(TEXT EXCERPT):
BEGIN
There genuinely aren't enough vets and nurses to go around — anywhere in the world right now. And that's affecting every clinic, everywhere.
But here's what the shortage explains — and what it doesn't.
The shortage explains the size of the pool. Job ad volume is high. There are more vacancies than there are people to fill them. More competition for the same applicants.
That's the ceiling that everyone in the profession is operating under.
What it doesn't explain is why one clinic's pool is smaller than the clinic down the road.
Same ceiling. Different floor.
[02:30]
If you're a practice manager, the one responsible for posting job ads, or maybe you're the owner — here's the thing. And I say this kindly, respectfully, and with love.
You're not a marketer. You're a vet or a nurse.
Marketing isn't your training. It's not your background.
So when the applications don't come — when the ad sits there for months and nothing happens — the explanation you reach for is the one right there in front of you. The one everyone's talking about. The skills shortage.
And that's because it makes sense. It fits.
That's not denial. It's that nobody's ever explained there might be another explanation to look for. And if you did go looking, where would you even start?
You'd probably start with the job ad. Except every job ad looks roughly the same as every other job ad — because everyone's working from the same template, reaching for the same explanation, with no reason to think something else might be going on.
[04:00]
Quick interruption — shameless plug. If you're wondering what a vet or nurse finds when they search for your clinic online right now, book a one-hour consult with me. We'll look at it together and you'll see what's showing up through fresh marketing eyes. julie@vetclinicjobs.com
[04:20]
Here's what I've seen.
Clinics running an ongoing culture story programme — real team members, named, saying specific and current things about what it's like to work there, on their own careers page where Google and the AIs can index it — these clinics are getting multiple suitable applicants in a short timeframe. Sometimes within days. Definitely within weeks.
And then down the road, a clinic in the exact same labour market, dealing with the exact same shortage, has been advertising since forever and is getting nothing. Or unsuitable applicants.
Same ceiling. Same shortage. Wildly different floor.
[05:30]
Why does culture storytelling change that floor?
Because the shortage tells you how many vets and nurses are in the pool. What it doesn't tell you is how many of them can see themselves in your clinic.
That's what culture storytelling does. It gives vets and nurses enough real, specific information to self-identify — to look at your clinic and think: yes, this is my kind of clinic. These are my kind of people. I want to work there.
END
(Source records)
BEGIN
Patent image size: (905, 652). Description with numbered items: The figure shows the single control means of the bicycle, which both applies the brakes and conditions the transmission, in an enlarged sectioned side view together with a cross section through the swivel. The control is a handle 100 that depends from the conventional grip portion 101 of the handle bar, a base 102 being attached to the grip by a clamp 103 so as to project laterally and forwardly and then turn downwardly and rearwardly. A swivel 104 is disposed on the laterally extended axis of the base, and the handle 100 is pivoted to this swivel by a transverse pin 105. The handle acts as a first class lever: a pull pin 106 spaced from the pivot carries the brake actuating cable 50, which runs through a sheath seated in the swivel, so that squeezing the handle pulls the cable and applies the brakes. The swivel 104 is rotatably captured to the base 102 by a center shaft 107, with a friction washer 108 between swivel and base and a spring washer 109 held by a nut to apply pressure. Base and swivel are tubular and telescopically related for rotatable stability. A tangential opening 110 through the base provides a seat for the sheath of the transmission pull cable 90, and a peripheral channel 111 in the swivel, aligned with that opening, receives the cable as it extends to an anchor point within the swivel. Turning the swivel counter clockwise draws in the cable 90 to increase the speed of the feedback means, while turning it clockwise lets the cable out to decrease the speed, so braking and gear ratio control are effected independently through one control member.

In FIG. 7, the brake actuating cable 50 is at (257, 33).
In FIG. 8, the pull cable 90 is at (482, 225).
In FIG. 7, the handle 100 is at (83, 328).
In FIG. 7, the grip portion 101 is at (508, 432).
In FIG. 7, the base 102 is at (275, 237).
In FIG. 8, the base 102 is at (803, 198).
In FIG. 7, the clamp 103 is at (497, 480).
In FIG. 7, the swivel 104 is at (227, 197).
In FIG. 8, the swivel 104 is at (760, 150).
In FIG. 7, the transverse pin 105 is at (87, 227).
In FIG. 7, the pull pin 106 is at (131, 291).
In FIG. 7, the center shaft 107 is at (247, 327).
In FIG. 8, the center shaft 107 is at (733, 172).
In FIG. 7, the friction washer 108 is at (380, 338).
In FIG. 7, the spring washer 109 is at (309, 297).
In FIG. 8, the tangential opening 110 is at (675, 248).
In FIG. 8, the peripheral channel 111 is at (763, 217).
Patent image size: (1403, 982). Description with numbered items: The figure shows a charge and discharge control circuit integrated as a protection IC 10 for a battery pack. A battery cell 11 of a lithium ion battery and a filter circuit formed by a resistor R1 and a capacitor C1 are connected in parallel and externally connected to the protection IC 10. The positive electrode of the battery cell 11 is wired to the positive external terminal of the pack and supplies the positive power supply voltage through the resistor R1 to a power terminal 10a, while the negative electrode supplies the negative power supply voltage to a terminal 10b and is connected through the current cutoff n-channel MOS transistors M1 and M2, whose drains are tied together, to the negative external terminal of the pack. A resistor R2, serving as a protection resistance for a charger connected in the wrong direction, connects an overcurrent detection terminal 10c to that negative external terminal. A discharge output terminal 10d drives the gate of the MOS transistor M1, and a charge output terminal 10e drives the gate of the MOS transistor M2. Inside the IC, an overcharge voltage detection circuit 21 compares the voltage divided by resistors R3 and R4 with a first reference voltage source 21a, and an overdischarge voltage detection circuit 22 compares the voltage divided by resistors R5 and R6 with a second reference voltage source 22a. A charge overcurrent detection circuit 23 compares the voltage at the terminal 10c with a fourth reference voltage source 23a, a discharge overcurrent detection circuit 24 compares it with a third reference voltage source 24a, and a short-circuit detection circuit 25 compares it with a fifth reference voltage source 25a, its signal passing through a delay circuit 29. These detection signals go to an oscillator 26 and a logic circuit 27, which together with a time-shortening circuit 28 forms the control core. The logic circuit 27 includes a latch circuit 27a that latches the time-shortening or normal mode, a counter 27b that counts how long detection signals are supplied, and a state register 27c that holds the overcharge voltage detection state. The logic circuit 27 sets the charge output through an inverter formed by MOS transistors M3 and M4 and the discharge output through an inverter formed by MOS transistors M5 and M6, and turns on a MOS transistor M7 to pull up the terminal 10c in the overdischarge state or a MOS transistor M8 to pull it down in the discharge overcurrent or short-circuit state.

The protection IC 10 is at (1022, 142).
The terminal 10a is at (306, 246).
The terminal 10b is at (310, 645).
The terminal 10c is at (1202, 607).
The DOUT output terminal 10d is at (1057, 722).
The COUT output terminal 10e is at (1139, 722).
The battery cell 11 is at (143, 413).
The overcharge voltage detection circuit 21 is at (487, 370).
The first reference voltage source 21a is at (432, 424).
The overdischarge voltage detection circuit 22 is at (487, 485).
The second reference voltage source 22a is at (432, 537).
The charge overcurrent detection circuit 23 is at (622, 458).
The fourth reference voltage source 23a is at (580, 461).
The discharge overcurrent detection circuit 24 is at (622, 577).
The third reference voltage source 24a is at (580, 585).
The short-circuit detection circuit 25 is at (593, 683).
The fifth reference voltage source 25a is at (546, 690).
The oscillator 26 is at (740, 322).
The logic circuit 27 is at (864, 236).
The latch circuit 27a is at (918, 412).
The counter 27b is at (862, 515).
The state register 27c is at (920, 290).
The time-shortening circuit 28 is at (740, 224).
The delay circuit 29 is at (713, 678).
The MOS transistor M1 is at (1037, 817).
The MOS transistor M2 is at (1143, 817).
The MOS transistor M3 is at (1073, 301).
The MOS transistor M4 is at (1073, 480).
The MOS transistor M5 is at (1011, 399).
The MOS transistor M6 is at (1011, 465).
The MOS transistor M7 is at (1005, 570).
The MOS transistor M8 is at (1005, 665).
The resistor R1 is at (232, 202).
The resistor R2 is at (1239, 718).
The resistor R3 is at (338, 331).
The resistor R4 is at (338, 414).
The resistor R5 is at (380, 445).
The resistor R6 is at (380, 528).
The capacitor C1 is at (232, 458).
END
Summarize the text on the veterinary staffing shortage in two sentences.

The worldwide shortage of vets and nurses sets the size of the applicant pool for every clinic, but it does not explain why one clinic's pool is smaller than that of another clinic in the same labor market. Clinics running an ongoing culture story program, with named team members saying specific, current things about working there on the clinic's own careers page, get multiple suitable applicants within days or weeks, because the stories give vets and nurses enough real information to see themselves in that clinic.